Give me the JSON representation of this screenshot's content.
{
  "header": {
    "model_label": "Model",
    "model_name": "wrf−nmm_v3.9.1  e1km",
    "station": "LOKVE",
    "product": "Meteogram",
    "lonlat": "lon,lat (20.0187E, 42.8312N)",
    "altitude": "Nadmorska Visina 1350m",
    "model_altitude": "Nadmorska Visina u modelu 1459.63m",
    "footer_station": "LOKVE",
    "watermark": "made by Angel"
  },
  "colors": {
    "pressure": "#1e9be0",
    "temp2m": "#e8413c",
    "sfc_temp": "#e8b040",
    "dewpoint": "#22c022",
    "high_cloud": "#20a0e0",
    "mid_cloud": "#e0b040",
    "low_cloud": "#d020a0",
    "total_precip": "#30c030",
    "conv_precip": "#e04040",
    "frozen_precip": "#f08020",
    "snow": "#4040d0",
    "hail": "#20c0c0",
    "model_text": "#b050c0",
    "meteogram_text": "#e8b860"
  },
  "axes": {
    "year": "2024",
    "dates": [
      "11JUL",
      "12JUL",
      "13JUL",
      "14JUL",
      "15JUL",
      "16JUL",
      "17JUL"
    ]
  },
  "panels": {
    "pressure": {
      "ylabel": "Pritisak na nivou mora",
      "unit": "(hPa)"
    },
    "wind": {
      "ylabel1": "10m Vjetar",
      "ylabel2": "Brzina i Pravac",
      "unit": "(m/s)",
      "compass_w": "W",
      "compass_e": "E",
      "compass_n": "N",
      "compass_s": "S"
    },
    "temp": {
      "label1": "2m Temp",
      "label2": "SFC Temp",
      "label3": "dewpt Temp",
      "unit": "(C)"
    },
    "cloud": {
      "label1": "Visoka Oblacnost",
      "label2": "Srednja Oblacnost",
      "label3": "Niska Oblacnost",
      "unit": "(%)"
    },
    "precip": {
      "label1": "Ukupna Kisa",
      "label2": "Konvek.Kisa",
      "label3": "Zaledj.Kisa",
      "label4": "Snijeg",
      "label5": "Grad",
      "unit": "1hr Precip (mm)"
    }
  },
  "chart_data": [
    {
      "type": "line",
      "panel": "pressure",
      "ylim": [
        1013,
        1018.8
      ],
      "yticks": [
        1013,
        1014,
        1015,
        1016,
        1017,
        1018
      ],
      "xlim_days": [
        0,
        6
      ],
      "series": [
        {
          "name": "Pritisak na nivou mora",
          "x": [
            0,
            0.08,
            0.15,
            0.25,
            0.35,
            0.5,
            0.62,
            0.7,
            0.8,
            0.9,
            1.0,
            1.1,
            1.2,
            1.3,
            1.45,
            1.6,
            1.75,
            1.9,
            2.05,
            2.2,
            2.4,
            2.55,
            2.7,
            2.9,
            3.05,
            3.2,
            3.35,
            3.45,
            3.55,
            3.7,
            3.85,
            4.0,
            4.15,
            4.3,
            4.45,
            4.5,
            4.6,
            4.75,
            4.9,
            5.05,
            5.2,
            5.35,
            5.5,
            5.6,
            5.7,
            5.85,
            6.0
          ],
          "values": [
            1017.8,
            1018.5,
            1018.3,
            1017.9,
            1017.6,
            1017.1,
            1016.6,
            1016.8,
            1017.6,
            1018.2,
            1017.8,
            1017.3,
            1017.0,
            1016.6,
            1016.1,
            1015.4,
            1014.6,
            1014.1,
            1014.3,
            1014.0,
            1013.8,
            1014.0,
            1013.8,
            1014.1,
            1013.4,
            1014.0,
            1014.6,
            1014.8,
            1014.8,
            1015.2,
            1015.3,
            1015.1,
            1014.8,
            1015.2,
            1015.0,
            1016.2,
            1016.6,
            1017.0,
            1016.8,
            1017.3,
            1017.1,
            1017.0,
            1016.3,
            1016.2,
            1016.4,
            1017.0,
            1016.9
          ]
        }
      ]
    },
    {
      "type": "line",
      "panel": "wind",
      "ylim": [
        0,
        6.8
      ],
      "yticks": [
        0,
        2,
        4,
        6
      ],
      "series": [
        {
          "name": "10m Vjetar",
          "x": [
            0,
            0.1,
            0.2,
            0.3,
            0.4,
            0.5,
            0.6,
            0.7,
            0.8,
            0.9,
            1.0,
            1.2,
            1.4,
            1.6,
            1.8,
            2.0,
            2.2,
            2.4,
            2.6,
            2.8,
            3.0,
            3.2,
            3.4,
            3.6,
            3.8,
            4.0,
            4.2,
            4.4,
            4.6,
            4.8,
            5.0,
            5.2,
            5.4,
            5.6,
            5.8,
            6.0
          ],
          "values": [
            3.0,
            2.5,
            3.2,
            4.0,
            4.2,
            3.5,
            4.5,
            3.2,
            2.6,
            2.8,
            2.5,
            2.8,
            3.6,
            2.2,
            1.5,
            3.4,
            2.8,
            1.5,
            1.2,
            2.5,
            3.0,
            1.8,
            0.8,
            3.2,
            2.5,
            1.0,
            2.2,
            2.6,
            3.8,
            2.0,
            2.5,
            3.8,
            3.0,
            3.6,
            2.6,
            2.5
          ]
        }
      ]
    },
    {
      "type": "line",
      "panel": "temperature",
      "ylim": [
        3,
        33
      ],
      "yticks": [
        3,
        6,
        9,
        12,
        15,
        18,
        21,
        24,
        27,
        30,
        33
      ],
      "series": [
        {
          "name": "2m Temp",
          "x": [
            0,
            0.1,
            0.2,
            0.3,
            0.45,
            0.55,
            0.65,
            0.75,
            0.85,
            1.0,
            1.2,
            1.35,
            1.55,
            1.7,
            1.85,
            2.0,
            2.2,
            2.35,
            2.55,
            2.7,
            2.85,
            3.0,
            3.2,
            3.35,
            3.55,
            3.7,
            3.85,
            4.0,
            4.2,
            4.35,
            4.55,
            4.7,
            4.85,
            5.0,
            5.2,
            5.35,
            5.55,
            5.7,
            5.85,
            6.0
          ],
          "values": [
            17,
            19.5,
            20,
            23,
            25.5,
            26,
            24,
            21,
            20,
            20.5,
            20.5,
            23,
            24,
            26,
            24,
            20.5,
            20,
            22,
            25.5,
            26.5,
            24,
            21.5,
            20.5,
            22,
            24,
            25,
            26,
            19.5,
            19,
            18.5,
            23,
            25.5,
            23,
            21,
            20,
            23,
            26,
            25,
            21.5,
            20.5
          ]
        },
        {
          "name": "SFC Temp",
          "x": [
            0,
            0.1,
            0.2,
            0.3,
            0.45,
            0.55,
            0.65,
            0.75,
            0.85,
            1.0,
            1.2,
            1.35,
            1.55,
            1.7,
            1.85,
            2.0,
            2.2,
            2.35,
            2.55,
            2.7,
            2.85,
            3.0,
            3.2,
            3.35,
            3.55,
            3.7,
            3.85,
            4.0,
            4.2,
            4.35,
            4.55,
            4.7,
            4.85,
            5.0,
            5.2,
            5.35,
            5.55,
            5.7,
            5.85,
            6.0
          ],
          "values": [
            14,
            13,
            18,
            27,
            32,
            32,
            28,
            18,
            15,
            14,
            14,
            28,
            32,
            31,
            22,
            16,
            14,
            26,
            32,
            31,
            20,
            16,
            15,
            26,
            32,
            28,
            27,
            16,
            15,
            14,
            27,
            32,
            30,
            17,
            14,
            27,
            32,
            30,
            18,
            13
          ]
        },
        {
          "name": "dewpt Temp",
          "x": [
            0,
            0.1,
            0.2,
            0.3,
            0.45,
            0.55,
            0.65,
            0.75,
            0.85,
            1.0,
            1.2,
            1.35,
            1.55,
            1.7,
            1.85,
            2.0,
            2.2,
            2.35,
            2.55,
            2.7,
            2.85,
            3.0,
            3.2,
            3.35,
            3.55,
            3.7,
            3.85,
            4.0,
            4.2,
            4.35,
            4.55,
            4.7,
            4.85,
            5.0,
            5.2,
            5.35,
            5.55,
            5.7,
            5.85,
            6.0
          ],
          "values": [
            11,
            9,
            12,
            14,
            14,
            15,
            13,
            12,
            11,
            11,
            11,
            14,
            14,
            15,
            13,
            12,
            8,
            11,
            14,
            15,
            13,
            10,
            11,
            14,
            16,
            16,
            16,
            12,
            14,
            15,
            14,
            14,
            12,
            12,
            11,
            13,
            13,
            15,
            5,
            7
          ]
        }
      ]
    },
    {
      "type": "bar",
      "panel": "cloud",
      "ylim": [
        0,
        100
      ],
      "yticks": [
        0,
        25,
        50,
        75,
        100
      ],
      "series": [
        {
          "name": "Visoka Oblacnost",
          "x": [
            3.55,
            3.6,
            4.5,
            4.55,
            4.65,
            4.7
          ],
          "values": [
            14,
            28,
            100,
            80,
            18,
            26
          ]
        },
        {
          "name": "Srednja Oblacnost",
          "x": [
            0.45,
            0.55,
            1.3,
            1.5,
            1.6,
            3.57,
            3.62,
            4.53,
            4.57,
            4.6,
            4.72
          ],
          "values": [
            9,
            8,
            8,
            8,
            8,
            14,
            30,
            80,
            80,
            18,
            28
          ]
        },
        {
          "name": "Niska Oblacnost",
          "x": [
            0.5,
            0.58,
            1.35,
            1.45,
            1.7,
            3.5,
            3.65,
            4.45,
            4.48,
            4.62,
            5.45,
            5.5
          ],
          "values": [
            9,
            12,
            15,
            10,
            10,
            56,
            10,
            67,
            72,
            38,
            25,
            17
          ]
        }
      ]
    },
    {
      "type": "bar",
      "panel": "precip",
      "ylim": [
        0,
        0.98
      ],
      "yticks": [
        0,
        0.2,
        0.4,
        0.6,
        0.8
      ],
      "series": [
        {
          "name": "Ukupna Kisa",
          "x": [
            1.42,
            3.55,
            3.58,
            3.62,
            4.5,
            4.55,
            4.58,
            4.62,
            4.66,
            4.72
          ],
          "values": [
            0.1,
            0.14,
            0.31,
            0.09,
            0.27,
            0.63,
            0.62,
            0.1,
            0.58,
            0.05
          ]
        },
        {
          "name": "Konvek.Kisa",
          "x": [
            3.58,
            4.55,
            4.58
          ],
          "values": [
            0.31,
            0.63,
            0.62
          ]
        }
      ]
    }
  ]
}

——————————

◆ **EXERCISE**
Determine how many lines of the entries above carry the string "Niska", and give that number alone.

◆ **OUTPUT OF THE TASK**
2